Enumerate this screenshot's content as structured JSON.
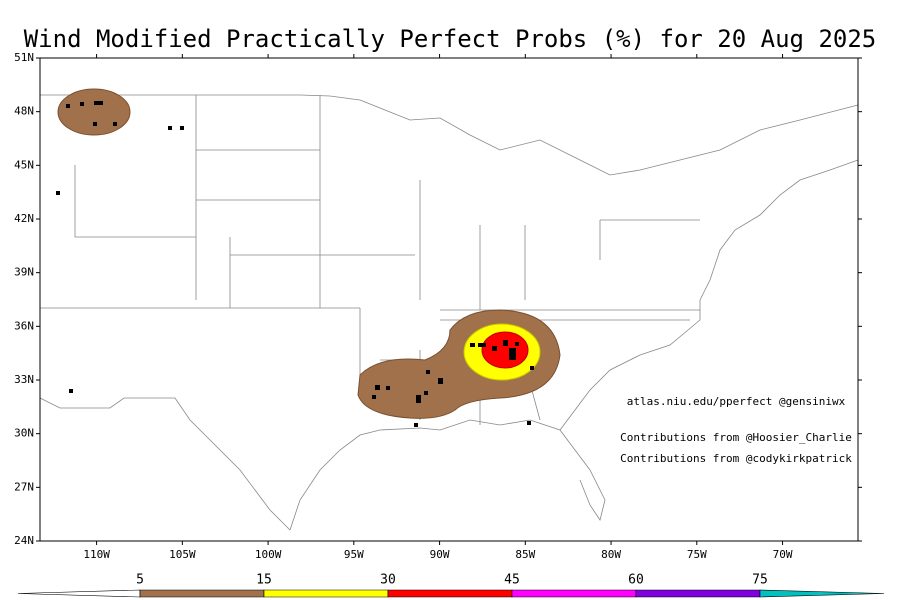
{
  "title": "Wind Modified Practically Perfect Probs (%) for 20 Aug 2025",
  "map": {
    "lat_range": [
      24,
      51
    ],
    "lon_range": [
      -113.3,
      -65.6
    ],
    "lat_ticks": [
      {
        "value": 51,
        "label": "51N"
      },
      {
        "value": 48,
        "label": "48N"
      },
      {
        "value": 45,
        "label": "45N"
      },
      {
        "value": 42,
        "label": "42N"
      },
      {
        "value": 39,
        "label": "39N"
      },
      {
        "value": 36,
        "label": "36N"
      },
      {
        "value": 33,
        "label": "33N"
      },
      {
        "value": 30,
        "label": "30N"
      },
      {
        "value": 27,
        "label": "27N"
      },
      {
        "value": 24,
        "label": "24N"
      }
    ],
    "lon_ticks": [
      {
        "value": -110,
        "label": "110W"
      },
      {
        "value": -105,
        "label": "105W"
      },
      {
        "value": -100,
        "label": "100W"
      },
      {
        "value": -95,
        "label": "95W"
      },
      {
        "value": -90,
        "label": "90W"
      },
      {
        "value": -85,
        "label": "85W"
      },
      {
        "value": -80,
        "label": "80W"
      },
      {
        "value": -75,
        "label": "75W"
      },
      {
        "value": -70,
        "label": "70W"
      }
    ]
  },
  "credits": [
    "atlas.niu.edu/pperfect @gensiniwx",
    "Contributions from @Hoosier_Charlie",
    "Contributions from @codykirkpatrick"
  ],
  "colorbar": {
    "levels": [
      5,
      15,
      30,
      45,
      60,
      75
    ],
    "colors": [
      "#ffffff",
      "#a0714a",
      "#ffff00",
      "#ff0000",
      "#ff00ff",
      "#8000e0",
      "#00c0c0"
    ]
  }
}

+ + + +

## [Task]
Pick out every line with the string "from" and copy it.

## [Result for this task]
    "Contributions from @Hoosier_Charlie",
    "Contributions from @codykirkpatrick"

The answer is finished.